> [Problem] Find the lines that contain the word "你们找的信封上的圆点有几个" and copy each one.

Supplied information start

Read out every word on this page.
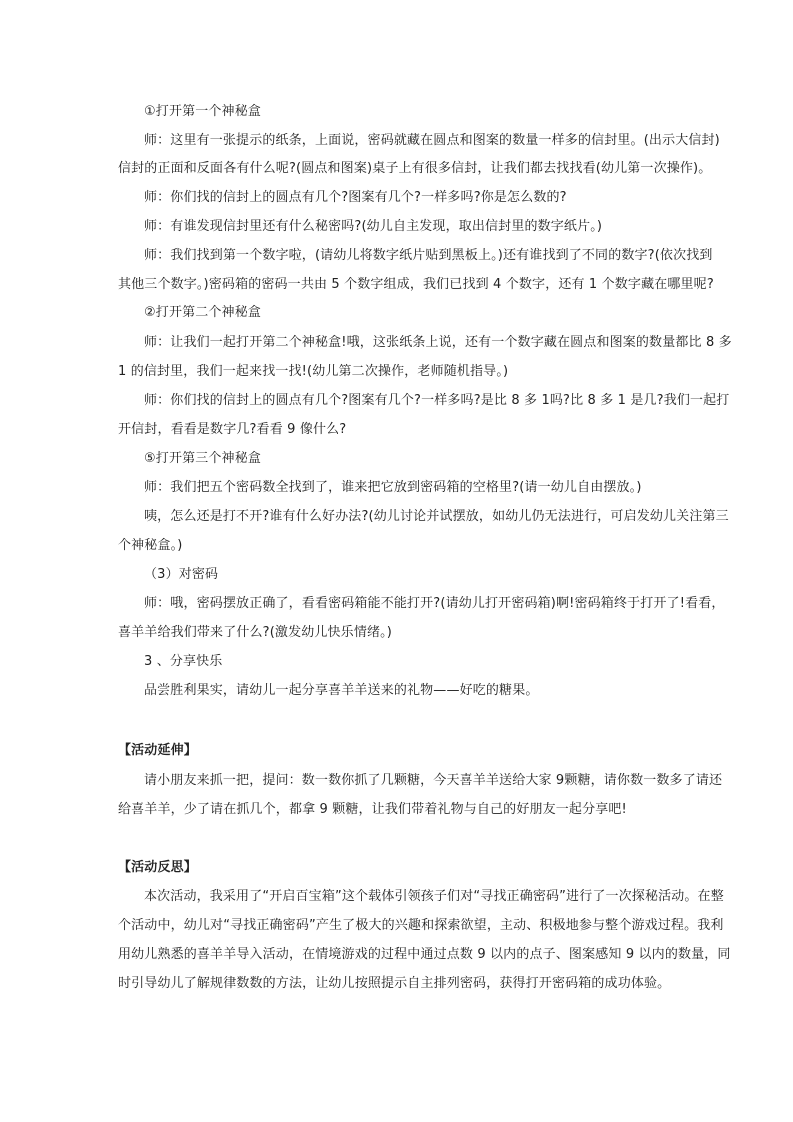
①打开第一个神秘盒
师：这里有一张提示的纸条，上面说，密码就藏在圆点和图案的数量一样多的信封里。(出示大信封)
信封的正面和反面各有什么呢?(圆点和图案)桌子上有很多信封，让我们都去找找看(幼儿第一次操作)。
师：你们找的信封上的圆点有几个?图案有几个?一样多吗?你是怎么数的?
师：有谁发现信封里还有什么秘密吗?(幼儿自主发现，取出信封里的数字纸片。)
师：我们找到第一个数字啦，(请幼儿将数字纸片贴到黑板上。)还有谁找到了不同的数字?(依次找到
其他三个数字。)密码箱的密码一共由 5 个数字组成，我们已找到 4 个数字，还有 1 个数字藏在哪里呢?
②打开第二个神秘盒
师：让我们一起打开第二个神秘盒!哦，这张纸条上说，还有一个数字藏在圆点和图案的数量都比 8 多
1 的信封里，我们一起来找一找!(幼儿第二次操作，老师随机指导。)
师：你们找的信封上的圆点有几个?图案有几个?一样多吗?是比 8 多 1吗?比 8 多 1 是几?我们一起打
开信封，看看是数字几?看看 9 像什么?
⑤打开第三个神秘盒
师：我们把五个密码数全找到了，谁来把它放到密码箱的空格里?(请一幼儿自由摆放。)
咦，怎么还是打不开?谁有什么好办法?(幼儿讨论并试摆放，如幼儿仍无法进行，可启发幼儿关注第三
个神秘盒。)
（3）对密码
师：哦，密码摆放正确了，看看密码箱能不能打开?(请幼儿打开密码箱)啊!密码箱终于打开了!看看，
喜羊羊给我们带来了什么?(激发幼儿快乐情绪。)
3 、分享快乐
品尝胜利果实，请幼儿一起分享喜羊羊送来的礼物——好吃的糖果。
【活动延伸】
请小朋友来抓一把，提问：数一数你抓了几颗糖，今天喜羊羊送给大家 9颗糖，请你数一数多了请还
给喜羊羊，少了请在抓几个，都拿 9 颗糖，让我们带着礼物与自己的好朋友一起分享吧!
【活动反思】
本次活动，我采用了“开启百宝箱”这个载体引领孩子们对“寻找正确密码”进行了一次探秘活动。在整
个活动中，幼儿对“寻找正确密码”产生了极大的兴趣和探索欲望，主动、积极地参与整个游戏过程。我利
用幼儿熟悉的喜羊羊导入活动，在情境游戏的过程中通过点数 9 以内的点子、图案感知 9 以内的数量，同
时引导幼儿了解规律数数的方法，让幼儿按照提示自主排列密码，获得打开密码箱的成功体验。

Supplied information end

> [Complete response]
师：你们找的信封上的圆点有几个?图案有几个?一样多吗?你是怎么数的?
师：你们找的信封上的圆点有几个?图案有几个?一样多吗?是比 8 多 1吗?比 8 多 1 是几?我们一起打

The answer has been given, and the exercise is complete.